Instructions for the task:
Each entry below should be reproduced character for character.

Supplied records:
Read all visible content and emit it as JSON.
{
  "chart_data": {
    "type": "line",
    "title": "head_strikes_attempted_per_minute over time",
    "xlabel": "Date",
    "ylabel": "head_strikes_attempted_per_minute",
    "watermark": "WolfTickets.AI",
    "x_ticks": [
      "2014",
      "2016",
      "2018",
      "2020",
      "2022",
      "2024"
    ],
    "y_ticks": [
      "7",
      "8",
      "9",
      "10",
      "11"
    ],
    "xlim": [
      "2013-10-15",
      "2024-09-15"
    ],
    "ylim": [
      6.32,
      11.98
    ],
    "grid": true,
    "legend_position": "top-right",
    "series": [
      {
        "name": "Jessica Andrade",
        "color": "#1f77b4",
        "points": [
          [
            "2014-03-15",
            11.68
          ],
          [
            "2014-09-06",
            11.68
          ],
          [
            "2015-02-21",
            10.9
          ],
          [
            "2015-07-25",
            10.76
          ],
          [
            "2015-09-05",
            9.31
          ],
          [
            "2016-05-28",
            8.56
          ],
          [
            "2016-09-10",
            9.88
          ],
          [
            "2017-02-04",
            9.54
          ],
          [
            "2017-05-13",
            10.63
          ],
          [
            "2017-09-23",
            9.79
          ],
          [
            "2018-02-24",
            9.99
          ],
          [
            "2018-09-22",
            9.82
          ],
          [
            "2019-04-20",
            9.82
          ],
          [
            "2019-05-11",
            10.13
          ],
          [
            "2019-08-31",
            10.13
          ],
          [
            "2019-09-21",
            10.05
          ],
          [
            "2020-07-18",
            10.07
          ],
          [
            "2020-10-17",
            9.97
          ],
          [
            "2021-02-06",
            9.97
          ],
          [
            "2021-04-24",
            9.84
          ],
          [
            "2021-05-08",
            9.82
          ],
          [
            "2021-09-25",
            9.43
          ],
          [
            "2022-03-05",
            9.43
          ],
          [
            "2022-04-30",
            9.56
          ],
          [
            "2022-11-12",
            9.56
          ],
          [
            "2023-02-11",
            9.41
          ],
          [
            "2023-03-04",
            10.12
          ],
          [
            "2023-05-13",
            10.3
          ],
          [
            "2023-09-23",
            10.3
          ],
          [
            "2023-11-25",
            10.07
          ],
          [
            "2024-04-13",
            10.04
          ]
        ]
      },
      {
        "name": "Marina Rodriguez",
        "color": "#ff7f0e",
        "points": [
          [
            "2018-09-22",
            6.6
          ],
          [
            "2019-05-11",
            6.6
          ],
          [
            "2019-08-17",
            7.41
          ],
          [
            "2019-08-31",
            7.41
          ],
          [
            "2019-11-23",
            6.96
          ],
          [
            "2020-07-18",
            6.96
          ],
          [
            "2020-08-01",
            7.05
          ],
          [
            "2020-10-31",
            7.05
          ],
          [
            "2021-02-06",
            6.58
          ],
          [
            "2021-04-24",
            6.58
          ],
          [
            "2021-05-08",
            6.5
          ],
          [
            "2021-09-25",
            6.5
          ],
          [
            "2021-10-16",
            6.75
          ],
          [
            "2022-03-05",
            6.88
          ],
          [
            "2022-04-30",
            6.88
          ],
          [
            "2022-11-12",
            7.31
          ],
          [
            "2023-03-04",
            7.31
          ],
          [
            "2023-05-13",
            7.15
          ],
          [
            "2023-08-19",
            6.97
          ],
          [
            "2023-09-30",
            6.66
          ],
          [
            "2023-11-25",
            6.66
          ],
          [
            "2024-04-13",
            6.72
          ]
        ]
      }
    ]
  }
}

Worked solution:
Read all visible content and emit it as JSON.
{
  "chart_data": {
    "type": "line",
    "title": "head_strikes_attempted_per_minute over time",
    "xlabel": "Date",
    "ylabel": "head_strikes_attempted_per_minute",
    "watermark": "WolfTickets.AI",
    "x_ticks": [
      "2014",
      "2016",
      "2018",
      "2020",
      "2022",
      "2024"
    ],
    "y_ticks": [
      "7",
      "8",
      "9",
      "10",
      "11"
    ],
    "xlim": [
      "2013-10-15",
      "2024-09-15"
    ],
    "ylim": [
      6.32,
      11.98
    ],
    "grid": true,
    "legend_position": "top-right",
    "series": [
      {
        "name": "Jessica Andrade",
        "color": "#1f77b4",
        "points": [
          [
            "2014-03-15",
            11.68
          ],
          [
            "2014-09-06",
            11.68
          ],
          [
            "2015-02-21",
            10.9
          ],
          [
            "2015-07-25",
            10.76
          ],
          [
            "2015-09-05",
            9.31
          ],
          [
            "2016-05-28",
            8.56
          ],
          [
            "2016-09-10",
            9.88
          ],
          [
            "2017-02-04",
            9.54
          ],
          [
            "2017-05-13",
            10.63
          ],
          [
            "2017-09-23",
            9.79
          ],
          [
            "2018-02-24",
            9.99
          ],
          [
            "2018-09-22",
            9.82
          ],
          [
            "2019-04-20",
            9.82
          ],
          [
            "2019-05-11",
            10.13
          ],
          [
            "2019-08-31",
            10.13
          ],
          [
            "2019-09-21",
            10.05
          ],
          [
            "2020-07-18",
            10.07
          ],
          [
            "2020-10-17",
            9.97
          ],
          [
            "2021-02-06",
            9.97
          ],
          [
            "2021-04-24",
            9.84
          ],
          [
            "2021-05-08",
            9.82
          ],
          [
            "2021-09-25",
            9.43
          ],
          [
            "2022-03-05",
            9.43
          ],
          [
            "2022-04-30",
            9.56
          ],
          [
            "2022-11-12",
            9.56
          ],
          [
            "2023-02-11",
            9.41
          ],
          [
            "2023-03-04",
            10.12
          ],
          [
            "2023-05-13",
            10.3
          ],
          [
            "2023-09-23",
            10.3
          ],
          [
            "2023-11-25",
            10.07
          ],
          [
            "2024-04-13",
            10.04
          ]
        ]
      },
      {
        "name": "Marina Rodriguez",
        "color": "#ff7f0e",
        "points": [
          [
            "2018-09-22",
            6.6
          ],
          [
            "2019-05-11",
            6.6
          ],
          [
            "2019-08-17",
            7.41
          ],
          [
            "2019-08-31",
            7.41
          ],
          [
            "2019-11-23",
            6.96
          ],
          [
            "2020-07-18",
            6.96
          ],
          [
            "2020-08-01",
            7.05
          ],
          [
            "2020-10-31",
            7.05
          ],
          [
            "2021-02-06",
            6.58
          ],
          [
            "2021-04-24",
            6.58
          ],
          [
            "2021-05-08",
            6.5
          ],
          [
            "2021-09-25",
            6.5
          ],
          [
            "2021-10-16",
            6.75
          ],
          [
            "2022-03-05",
            6.88
          ],
          [
            "2022-04-30",
            6.88
          ],
          [
            "2022-11-12",
            7.31
          ],
          [
            "2023-03-04",
            7.31
          ],
          [
            "2023-05-13",
            7.15
          ],
          [
            "2023-08-19",
            6.97
          ],
          [
            "2023-09-30",
            6.66
          ],
          [
            "2023-11-25",
            6.66
          ],
          [
            "2024-04-13",
            6.72
          ]
        ]
      }
    ]
  }
}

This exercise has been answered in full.